Source data:

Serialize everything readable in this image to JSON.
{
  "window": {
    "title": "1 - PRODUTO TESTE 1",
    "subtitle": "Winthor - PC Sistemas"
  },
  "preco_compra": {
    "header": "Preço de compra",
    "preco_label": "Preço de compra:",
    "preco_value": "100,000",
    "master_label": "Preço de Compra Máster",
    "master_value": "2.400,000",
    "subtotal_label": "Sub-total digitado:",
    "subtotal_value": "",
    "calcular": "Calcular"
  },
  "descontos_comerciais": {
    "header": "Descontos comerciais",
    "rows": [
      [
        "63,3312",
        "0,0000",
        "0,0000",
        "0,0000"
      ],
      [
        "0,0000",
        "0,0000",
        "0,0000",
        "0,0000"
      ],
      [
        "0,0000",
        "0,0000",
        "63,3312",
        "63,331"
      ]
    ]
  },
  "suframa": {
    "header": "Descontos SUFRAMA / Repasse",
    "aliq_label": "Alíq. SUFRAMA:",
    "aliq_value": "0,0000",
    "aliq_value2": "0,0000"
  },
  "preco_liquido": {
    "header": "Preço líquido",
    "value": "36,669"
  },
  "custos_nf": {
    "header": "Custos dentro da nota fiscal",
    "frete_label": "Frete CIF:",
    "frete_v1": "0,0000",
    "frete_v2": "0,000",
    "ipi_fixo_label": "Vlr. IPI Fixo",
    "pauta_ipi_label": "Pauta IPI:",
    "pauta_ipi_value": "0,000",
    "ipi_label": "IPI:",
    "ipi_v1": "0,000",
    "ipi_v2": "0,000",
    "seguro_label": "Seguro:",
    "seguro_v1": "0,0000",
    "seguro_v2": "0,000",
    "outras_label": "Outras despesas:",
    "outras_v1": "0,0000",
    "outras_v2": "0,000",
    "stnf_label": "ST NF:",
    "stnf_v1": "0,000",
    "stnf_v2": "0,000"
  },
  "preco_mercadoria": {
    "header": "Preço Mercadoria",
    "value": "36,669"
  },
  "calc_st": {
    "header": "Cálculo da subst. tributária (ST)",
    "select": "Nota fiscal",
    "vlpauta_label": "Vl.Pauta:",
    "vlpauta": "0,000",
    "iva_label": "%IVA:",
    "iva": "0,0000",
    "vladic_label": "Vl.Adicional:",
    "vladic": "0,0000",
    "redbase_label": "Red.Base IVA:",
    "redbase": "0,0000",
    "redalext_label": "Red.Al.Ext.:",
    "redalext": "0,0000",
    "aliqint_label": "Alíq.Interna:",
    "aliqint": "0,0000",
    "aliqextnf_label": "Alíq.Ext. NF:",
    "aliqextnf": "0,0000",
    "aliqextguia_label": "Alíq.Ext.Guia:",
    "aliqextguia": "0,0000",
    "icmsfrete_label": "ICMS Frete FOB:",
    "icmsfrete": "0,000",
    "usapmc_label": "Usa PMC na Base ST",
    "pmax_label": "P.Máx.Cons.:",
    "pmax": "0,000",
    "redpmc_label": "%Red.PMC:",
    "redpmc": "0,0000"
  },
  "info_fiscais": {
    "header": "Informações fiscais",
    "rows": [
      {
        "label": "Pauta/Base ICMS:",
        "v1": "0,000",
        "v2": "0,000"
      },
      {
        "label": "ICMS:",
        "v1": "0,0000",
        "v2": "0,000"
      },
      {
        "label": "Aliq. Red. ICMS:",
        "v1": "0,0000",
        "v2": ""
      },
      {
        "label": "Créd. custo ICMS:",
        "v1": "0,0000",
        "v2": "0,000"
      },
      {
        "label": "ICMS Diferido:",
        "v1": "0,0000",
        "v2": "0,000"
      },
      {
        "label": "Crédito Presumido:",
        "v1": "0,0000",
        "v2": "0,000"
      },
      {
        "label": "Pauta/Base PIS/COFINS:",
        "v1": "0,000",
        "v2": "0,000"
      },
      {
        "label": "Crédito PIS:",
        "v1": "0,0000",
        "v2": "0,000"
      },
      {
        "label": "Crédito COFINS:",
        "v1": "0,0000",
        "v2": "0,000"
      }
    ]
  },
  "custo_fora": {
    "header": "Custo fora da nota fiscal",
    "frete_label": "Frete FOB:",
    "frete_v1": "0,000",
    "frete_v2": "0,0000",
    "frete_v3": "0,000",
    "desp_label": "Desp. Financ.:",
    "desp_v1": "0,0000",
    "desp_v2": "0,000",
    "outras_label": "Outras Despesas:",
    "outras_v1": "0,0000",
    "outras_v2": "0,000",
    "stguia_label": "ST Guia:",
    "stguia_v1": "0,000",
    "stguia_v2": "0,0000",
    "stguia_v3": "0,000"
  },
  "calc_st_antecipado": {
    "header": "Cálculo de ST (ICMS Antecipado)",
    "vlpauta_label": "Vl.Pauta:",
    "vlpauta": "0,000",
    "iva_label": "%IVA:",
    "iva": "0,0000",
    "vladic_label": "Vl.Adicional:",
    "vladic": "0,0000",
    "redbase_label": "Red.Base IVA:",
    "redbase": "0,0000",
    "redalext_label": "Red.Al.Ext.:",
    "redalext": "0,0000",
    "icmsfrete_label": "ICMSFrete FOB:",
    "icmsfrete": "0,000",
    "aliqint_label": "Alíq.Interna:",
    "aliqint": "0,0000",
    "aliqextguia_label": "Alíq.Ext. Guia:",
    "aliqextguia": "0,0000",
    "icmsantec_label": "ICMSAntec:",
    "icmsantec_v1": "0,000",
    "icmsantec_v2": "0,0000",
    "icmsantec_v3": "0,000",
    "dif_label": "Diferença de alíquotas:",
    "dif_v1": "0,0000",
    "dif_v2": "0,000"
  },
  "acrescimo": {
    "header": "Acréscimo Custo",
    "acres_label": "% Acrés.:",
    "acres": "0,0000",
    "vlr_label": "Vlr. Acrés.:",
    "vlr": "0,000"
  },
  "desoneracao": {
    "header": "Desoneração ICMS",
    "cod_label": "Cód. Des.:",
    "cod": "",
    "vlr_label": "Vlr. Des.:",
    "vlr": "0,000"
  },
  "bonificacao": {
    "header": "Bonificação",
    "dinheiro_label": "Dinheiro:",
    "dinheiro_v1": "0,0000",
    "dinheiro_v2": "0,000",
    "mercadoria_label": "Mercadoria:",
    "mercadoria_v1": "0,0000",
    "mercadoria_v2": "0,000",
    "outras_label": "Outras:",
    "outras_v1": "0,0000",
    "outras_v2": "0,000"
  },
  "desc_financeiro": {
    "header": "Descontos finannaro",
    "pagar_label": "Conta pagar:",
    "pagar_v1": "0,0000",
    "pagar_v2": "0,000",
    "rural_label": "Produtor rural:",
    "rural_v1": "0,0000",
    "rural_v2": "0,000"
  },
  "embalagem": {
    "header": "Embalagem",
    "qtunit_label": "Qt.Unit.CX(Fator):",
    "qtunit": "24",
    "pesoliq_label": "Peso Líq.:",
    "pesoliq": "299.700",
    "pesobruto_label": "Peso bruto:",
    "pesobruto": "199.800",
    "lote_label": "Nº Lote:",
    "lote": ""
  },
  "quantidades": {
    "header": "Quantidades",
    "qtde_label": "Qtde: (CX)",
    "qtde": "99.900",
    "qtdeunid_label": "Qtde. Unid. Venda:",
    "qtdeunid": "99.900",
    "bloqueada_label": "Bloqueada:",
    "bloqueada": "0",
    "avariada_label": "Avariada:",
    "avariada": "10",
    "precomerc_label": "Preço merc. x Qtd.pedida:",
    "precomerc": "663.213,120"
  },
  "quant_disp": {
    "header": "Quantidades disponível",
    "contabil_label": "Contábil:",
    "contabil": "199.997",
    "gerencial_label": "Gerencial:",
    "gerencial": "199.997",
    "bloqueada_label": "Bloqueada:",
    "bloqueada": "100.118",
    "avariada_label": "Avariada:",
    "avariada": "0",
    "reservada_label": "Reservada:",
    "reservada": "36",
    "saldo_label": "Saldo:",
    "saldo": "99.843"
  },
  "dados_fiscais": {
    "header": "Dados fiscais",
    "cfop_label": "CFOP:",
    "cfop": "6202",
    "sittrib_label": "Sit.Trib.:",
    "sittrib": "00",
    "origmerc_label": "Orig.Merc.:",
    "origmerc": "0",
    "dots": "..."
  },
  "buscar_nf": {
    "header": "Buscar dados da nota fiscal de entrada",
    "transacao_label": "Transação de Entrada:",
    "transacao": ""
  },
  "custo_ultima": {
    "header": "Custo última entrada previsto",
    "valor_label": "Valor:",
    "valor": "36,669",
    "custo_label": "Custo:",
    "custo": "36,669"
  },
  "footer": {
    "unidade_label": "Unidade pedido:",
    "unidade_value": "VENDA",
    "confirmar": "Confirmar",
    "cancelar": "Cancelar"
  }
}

What is required.
Return every line from the records above that holds the word "Crédito".

The completed task.
        "label": "Crédito Presumido:",
        "label": "Crédito PIS:",
        "label": "Crédito COFINS:",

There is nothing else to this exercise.